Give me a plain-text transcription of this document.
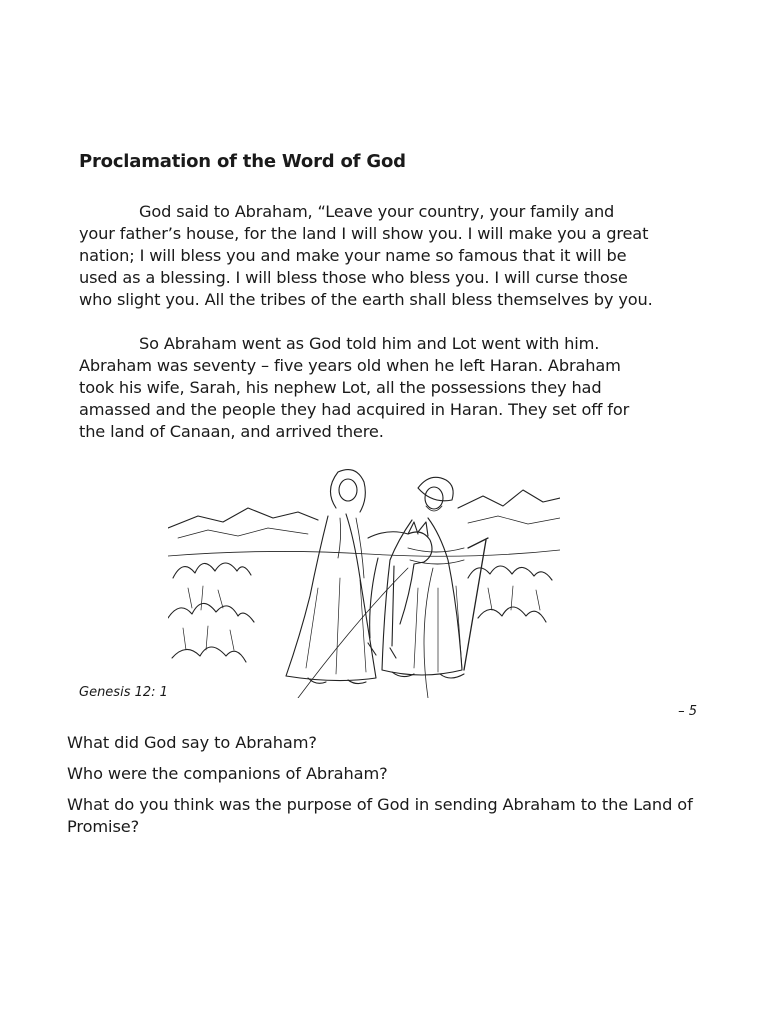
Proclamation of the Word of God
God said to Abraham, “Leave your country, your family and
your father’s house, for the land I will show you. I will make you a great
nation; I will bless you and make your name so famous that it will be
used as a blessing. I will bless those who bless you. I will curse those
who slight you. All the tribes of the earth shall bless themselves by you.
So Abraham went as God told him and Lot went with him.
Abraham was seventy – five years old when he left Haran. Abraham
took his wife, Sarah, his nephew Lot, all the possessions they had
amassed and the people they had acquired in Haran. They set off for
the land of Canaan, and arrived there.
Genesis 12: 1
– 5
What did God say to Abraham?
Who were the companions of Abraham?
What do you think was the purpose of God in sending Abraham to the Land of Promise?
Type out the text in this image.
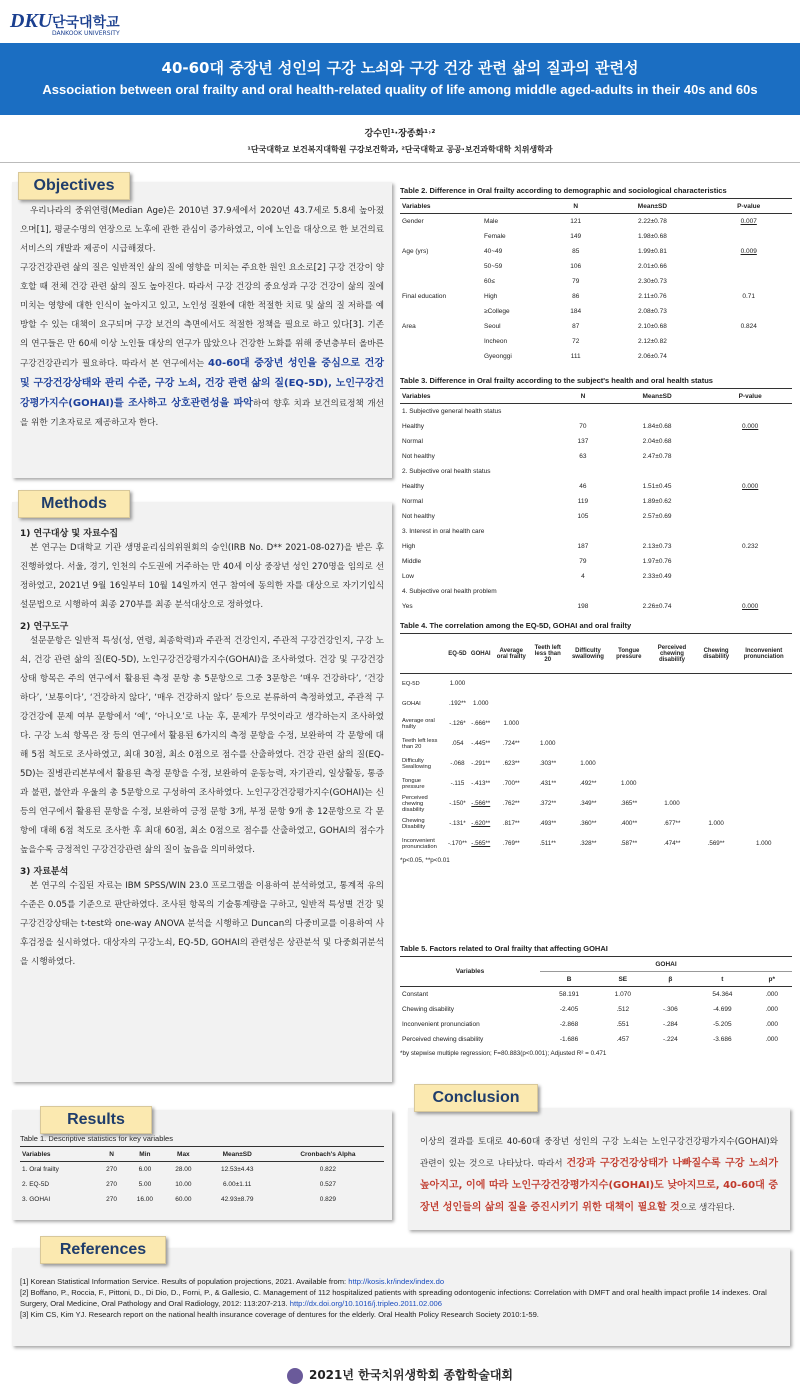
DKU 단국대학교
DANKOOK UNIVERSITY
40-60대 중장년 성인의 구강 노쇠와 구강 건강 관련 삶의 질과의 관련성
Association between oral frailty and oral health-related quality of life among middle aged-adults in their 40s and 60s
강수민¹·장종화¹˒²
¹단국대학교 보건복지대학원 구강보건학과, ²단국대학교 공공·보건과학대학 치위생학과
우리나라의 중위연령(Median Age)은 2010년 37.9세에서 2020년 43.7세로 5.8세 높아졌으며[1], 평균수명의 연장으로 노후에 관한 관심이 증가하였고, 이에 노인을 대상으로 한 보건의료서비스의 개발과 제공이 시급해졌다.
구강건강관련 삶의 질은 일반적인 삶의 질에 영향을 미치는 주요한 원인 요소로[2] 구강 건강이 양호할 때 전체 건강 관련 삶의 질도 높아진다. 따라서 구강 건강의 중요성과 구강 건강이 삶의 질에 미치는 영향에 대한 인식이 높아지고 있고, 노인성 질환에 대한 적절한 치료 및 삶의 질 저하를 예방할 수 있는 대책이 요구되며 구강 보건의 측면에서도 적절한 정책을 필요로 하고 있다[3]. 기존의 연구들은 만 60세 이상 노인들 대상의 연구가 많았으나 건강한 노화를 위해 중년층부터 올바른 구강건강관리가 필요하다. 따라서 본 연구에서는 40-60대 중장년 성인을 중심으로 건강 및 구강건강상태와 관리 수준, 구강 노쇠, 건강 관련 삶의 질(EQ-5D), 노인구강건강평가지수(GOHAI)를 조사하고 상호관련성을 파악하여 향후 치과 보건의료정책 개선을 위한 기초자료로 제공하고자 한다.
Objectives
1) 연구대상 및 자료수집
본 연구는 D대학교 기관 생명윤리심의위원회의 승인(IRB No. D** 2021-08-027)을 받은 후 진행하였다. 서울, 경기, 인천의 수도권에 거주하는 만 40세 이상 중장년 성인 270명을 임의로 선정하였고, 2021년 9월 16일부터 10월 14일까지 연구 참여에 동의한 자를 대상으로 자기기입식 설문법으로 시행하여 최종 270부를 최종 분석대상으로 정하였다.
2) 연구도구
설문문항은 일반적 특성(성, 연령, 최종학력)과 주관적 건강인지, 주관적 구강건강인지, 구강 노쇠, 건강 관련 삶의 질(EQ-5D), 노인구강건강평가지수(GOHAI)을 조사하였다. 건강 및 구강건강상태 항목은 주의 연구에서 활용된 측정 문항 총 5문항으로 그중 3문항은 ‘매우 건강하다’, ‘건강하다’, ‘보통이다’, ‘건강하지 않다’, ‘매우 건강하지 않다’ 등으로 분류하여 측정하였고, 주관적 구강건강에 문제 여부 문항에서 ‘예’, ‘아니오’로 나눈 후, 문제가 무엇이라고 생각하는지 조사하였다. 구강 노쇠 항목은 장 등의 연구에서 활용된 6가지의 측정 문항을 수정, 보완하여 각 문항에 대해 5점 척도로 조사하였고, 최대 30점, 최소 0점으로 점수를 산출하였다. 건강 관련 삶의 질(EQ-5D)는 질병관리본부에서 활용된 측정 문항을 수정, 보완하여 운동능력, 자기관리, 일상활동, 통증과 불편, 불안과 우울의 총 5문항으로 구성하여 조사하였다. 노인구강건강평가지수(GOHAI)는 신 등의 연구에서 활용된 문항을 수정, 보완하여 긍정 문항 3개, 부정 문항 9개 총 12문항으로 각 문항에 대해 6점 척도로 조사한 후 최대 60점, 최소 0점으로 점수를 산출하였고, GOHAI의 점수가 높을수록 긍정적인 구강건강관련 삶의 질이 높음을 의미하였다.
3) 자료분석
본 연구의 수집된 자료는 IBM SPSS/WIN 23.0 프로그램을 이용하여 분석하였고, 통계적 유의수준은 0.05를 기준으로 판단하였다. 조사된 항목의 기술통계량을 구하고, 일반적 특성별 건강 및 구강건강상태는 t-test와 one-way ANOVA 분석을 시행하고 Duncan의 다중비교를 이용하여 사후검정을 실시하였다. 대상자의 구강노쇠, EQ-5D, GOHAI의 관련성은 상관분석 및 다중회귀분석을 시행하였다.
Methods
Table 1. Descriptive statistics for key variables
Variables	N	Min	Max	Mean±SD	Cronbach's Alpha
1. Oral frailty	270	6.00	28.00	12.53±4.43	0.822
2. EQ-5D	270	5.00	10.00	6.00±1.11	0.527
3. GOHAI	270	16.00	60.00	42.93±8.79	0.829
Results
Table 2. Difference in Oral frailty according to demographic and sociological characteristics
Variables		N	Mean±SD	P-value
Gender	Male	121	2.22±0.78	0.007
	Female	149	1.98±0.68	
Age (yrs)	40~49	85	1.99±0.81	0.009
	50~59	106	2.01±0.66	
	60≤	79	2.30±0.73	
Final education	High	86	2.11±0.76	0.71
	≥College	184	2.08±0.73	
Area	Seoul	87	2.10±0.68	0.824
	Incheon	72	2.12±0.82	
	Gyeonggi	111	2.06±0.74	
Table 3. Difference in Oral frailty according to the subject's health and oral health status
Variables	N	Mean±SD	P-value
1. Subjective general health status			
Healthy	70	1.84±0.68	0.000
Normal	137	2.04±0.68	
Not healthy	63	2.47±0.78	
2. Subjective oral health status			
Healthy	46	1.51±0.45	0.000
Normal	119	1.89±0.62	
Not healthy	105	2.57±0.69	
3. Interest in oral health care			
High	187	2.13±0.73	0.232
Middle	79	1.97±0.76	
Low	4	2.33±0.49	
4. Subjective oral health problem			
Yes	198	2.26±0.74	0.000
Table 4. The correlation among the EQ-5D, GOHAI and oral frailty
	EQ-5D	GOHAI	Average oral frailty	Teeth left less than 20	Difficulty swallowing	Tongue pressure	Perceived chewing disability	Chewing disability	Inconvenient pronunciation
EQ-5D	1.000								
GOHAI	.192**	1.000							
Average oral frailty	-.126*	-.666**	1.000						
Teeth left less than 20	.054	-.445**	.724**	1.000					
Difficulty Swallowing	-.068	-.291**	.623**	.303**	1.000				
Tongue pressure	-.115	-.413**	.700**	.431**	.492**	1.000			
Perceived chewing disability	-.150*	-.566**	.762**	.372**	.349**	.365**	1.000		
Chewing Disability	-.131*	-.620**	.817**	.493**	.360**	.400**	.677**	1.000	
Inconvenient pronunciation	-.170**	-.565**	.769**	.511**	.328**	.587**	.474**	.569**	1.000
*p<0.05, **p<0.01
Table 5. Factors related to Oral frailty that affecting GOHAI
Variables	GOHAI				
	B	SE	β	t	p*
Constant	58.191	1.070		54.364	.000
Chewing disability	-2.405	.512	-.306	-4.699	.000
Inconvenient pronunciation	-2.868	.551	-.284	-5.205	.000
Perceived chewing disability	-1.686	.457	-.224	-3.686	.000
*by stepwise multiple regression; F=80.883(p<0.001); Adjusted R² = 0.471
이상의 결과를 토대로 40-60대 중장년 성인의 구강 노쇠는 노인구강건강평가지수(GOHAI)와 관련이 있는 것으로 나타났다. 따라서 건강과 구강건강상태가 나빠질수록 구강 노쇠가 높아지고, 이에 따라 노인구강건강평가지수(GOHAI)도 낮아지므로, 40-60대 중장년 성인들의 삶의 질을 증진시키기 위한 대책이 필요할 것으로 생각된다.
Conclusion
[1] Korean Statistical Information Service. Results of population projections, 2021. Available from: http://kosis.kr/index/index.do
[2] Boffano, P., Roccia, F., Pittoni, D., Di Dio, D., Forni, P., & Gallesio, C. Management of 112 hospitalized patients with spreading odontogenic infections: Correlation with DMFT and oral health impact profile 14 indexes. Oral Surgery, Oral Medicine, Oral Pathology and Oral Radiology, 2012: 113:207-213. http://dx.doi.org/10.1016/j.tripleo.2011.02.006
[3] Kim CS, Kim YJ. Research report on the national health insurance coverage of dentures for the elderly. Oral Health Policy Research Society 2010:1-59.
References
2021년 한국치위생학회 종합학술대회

▶ **TASK STATEMENT**:
Pick out the lines above containing the word "status", then copy them.

▶ **WRITTEN REPLY**:
Table 3. Difference in Oral frailty according to the subject's health and oral health status
1. Subjective general health status			
2. Subjective oral health status			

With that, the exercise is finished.